The task: Write out the records below once more, exactly as they stand.

Data listing:

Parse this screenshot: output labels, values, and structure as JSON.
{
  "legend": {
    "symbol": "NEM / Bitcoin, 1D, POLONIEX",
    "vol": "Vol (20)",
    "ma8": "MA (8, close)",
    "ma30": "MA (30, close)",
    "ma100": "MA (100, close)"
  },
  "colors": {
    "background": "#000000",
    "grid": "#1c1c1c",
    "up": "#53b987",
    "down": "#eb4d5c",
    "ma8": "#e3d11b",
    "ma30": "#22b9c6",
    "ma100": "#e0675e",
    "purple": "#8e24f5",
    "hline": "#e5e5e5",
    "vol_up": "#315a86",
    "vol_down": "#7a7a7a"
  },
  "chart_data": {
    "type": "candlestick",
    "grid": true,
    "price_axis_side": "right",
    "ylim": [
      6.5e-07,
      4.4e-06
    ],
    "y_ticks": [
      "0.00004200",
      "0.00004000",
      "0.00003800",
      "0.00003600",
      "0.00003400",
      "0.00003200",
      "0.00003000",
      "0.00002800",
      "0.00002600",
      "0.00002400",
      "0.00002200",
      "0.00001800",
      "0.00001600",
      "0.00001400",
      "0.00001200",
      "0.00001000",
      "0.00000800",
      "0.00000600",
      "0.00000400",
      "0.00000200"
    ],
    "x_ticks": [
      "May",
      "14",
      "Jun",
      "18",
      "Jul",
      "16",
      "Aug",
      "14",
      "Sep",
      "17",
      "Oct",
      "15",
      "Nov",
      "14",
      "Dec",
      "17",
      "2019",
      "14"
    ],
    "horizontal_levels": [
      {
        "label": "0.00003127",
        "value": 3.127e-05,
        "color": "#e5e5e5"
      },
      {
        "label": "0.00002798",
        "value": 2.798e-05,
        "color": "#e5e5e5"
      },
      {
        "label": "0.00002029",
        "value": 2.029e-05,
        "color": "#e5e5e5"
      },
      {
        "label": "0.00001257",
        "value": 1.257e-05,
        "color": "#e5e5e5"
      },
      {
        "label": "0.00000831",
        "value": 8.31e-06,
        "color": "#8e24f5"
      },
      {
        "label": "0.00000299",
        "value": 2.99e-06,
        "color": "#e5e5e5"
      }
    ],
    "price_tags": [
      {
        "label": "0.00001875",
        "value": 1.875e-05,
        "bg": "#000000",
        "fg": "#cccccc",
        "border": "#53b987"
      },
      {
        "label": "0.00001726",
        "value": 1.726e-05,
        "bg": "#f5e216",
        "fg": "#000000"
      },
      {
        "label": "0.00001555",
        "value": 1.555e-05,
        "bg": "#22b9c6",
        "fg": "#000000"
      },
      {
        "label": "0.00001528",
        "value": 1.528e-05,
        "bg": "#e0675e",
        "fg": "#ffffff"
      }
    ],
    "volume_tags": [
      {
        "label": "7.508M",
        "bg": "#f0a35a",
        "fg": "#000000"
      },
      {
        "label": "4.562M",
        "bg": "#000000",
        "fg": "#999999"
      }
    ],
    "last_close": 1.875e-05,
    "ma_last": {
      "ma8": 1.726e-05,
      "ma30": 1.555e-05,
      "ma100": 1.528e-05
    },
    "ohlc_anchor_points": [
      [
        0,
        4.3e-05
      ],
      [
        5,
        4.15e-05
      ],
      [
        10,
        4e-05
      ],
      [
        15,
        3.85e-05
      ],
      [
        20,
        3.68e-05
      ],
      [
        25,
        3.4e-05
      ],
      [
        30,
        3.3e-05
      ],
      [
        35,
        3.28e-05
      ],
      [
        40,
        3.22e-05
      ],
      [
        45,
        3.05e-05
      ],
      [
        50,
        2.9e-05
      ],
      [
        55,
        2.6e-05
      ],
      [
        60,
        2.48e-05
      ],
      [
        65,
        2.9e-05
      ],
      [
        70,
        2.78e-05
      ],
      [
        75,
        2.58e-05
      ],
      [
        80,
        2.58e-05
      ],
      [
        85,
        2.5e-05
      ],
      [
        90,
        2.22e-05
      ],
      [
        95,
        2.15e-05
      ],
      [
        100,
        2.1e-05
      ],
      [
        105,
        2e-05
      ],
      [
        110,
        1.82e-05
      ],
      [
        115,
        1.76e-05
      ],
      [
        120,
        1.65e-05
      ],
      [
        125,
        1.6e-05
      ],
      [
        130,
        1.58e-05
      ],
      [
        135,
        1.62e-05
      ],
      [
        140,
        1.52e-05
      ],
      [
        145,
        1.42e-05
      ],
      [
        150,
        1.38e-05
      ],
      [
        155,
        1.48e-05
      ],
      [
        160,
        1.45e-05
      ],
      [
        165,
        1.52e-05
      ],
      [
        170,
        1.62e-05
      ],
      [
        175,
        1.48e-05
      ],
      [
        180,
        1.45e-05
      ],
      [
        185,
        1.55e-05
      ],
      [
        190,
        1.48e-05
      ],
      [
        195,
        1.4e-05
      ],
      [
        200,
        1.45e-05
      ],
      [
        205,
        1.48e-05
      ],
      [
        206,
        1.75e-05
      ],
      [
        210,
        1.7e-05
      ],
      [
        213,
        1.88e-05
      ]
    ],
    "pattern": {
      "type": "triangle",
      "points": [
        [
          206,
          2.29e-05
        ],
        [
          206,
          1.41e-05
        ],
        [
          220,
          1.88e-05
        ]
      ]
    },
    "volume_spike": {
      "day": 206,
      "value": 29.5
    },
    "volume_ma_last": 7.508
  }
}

Output:
Parse this screenshot: output labels, values, and structure as JSON.
{
  "legend": {
    "symbol": "NEM / Bitcoin, 1D, POLONIEX",
    "vol": "Vol (20)",
    "ma8": "MA (8, close)",
    "ma30": "MA (30, close)",
    "ma100": "MA (100, close)"
  },
  "colors": {
    "background": "#000000",
    "grid": "#1c1c1c",
    "up": "#53b987",
    "down": "#eb4d5c",
    "ma8": "#e3d11b",
    "ma30": "#22b9c6",
    "ma100": "#e0675e",
    "purple": "#8e24f5",
    "hline": "#e5e5e5",
    "vol_up": "#315a86",
    "vol_down": "#7a7a7a"
  },
  "chart_data": {
    "type": "candlestick",
    "grid": true,
    "price_axis_side": "right",
    "ylim": [
      6.5e-07,
      4.4e-06
    ],
    "y_ticks": [
      "0.00004200",
      "0.00004000",
      "0.00003800",
      "0.00003600",
      "0.00003400",
      "0.00003200",
      "0.00003000",
      "0.00002800",
      "0.00002600",
      "0.00002400",
      "0.00002200",
      "0.00001800",
      "0.00001600",
      "0.00001400",
      "0.00001200",
      "0.00001000",
      "0.00000800",
      "0.00000600",
      "0.00000400",
      "0.00000200"
    ],
    "x_ticks": [
      "May",
      "14",
      "Jun",
      "18",
      "Jul",
      "16",
      "Aug",
      "14",
      "Sep",
      "17",
      "Oct",
      "15",
      "Nov",
      "14",
      "Dec",
      "17",
      "2019",
      "14"
    ],
    "horizontal_levels": [
      {
        "label": "0.00003127",
        "value": 3.127e-05,
        "color": "#e5e5e5"
      },
      {
        "label": "0.00002798",
        "value": 2.798e-05,
        "color": "#e5e5e5"
      },
      {
        "label": "0.00002029",
        "value": 2.029e-05,
        "color": "#e5e5e5"
      },
      {
        "label": "0.00001257",
        "value": 1.257e-05,
        "color": "#e5e5e5"
      },
      {
        "label": "0.00000831",
        "value": 8.31e-06,
        "color": "#8e24f5"
      },
      {
        "label": "0.00000299",
        "value": 2.99e-06,
        "color": "#e5e5e5"
      }
    ],
    "price_tags": [
      {
        "label": "0.00001875",
        "value": 1.875e-05,
        "bg": "#000000",
        "fg": "#cccccc",
        "border": "#53b987"
      },
      {
        "label": "0.00001726",
        "value": 1.726e-05,
        "bg": "#f5e216",
        "fg": "#000000"
      },
      {
        "label": "0.00001555",
        "value": 1.555e-05,
        "bg": "#22b9c6",
        "fg": "#000000"
      },
      {
        "label": "0.00001528",
        "value": 1.528e-05,
        "bg": "#e0675e",
        "fg": "#ffffff"
      }
    ],
    "volume_tags": [
      {
        "label": "7.508M",
        "bg": "#f0a35a",
        "fg": "#000000"
      },
      {
        "label": "4.562M",
        "bg": "#000000",
        "fg": "#999999"
      }
    ],
    "last_close": 1.875e-05,
    "ma_last": {
      "ma8": 1.726e-05,
      "ma30": 1.555e-05,
      "ma100": 1.528e-05
    },
    "ohlc_anchor_points": [
      [
        0,
        4.3e-05
      ],
      [
        5,
        4.15e-05
      ],
      [
        10,
        4e-05
      ],
      [
        15,
        3.85e-05
      ],
      [
        20,
        3.68e-05
      ],
      [
        25,
        3.4e-05
      ],
      [
        30,
        3.3e-05
      ],
      [
        35,
        3.28e-05
      ],
      [
        40,
        3.22e-05
      ],
      [
        45,
        3.05e-05
      ],
      [
        50,
        2.9e-05
      ],
      [
        55,
        2.6e-05
      ],
      [
        60,
        2.48e-05
      ],
      [
        65,
        2.9e-05
      ],
      [
        70,
        2.78e-05
      ],
      [
        75,
        2.58e-05
      ],
      [
        80,
        2.58e-05
      ],
      [
        85,
        2.5e-05
      ],
      [
        90,
        2.22e-05
      ],
      [
        95,
        2.15e-05
      ],
      [
        100,
        2.1e-05
      ],
      [
        105,
        2e-05
      ],
      [
        110,
        1.82e-05
      ],
      [
        115,
        1.76e-05
      ],
      [
        120,
        1.65e-05
      ],
      [
        125,
        1.6e-05
      ],
      [
        130,
        1.58e-05
      ],
      [
        135,
        1.62e-05
      ],
      [
        140,
        1.52e-05
      ],
      [
        145,
        1.42e-05
      ],
      [
        150,
        1.38e-05
      ],
      [
        155,
        1.48e-05
      ],
      [
        160,
        1.45e-05
      ],
      [
        165,
        1.52e-05
      ],
      [
        170,
        1.62e-05
      ],
      [
        175,
        1.48e-05
      ],
      [
        180,
        1.45e-05
      ],
      [
        185,
        1.55e-05
      ],
      [
        190,
        1.48e-05
      ],
      [
        195,
        1.4e-05
      ],
      [
        200,
        1.45e-05
      ],
      [
        205,
        1.48e-05
      ],
      [
        206,
        1.75e-05
      ],
      [
        210,
        1.7e-05
      ],
      [
        213,
        1.88e-05
      ]
    ],
    "pattern": {
      "type": "triangle",
      "points": [
        [
          206,
          2.29e-05
        ],
        [
          206,
          1.41e-05
        ],
        [
          220,
          1.88e-05
        ]
      ]
    },
    "volume_spike": {
      "day": 206,
      "value": 29.5
    },
    "volume_ma_last": 7.508
  }
}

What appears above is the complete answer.